### Task goal
Tally every line of the listing below that holds "JSON", then give the tally alone.

### Material for this exercise
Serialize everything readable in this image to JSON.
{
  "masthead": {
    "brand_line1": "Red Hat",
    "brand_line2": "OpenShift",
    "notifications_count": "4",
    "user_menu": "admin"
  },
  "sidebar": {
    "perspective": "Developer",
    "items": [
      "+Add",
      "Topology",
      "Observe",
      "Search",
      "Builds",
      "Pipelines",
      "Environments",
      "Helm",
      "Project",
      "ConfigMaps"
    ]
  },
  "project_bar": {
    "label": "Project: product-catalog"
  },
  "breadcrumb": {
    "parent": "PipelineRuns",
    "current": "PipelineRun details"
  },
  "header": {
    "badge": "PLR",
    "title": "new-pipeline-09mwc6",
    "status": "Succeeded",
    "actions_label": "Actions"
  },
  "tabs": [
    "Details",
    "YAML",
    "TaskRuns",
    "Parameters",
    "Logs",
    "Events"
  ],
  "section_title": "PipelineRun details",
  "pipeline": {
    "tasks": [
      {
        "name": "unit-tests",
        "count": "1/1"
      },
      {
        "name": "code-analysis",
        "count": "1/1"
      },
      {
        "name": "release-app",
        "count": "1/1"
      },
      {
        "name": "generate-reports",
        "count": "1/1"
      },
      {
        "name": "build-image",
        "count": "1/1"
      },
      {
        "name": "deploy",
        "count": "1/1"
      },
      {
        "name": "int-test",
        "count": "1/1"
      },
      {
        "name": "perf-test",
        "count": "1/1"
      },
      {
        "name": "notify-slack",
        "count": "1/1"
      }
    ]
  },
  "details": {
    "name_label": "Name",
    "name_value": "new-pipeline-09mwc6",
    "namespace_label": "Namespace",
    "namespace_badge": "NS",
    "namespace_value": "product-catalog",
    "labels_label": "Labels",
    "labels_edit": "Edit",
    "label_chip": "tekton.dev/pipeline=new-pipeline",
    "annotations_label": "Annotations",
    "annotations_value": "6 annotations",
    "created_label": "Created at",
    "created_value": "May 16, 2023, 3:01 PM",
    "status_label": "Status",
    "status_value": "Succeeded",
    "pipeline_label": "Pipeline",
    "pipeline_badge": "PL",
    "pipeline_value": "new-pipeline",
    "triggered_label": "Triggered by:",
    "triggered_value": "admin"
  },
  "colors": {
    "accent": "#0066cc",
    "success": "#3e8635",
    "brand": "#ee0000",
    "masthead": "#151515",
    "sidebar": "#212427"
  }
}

...

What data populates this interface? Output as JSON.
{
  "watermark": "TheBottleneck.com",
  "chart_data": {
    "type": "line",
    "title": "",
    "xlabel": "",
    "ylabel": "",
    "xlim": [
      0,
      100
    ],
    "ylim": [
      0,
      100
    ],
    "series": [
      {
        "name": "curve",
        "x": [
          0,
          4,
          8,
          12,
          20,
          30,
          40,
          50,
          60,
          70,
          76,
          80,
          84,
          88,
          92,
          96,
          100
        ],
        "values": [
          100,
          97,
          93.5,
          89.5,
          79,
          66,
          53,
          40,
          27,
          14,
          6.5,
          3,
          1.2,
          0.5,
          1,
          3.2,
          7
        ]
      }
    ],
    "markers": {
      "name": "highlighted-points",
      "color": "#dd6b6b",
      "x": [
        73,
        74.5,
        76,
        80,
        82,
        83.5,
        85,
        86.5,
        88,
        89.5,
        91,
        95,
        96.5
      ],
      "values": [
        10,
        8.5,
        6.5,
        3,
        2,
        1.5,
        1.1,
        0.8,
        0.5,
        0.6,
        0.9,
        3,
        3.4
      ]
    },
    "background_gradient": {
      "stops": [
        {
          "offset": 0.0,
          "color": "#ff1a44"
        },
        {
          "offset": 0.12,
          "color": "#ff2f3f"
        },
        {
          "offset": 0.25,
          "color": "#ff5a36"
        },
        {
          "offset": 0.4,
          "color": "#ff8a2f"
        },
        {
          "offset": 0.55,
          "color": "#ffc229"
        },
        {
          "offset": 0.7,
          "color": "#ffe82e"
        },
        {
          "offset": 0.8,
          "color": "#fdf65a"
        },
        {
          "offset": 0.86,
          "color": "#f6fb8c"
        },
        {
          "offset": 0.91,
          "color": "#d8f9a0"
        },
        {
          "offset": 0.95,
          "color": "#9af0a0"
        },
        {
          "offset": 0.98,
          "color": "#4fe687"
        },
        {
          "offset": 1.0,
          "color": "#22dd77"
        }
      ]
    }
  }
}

### Exercise answer
2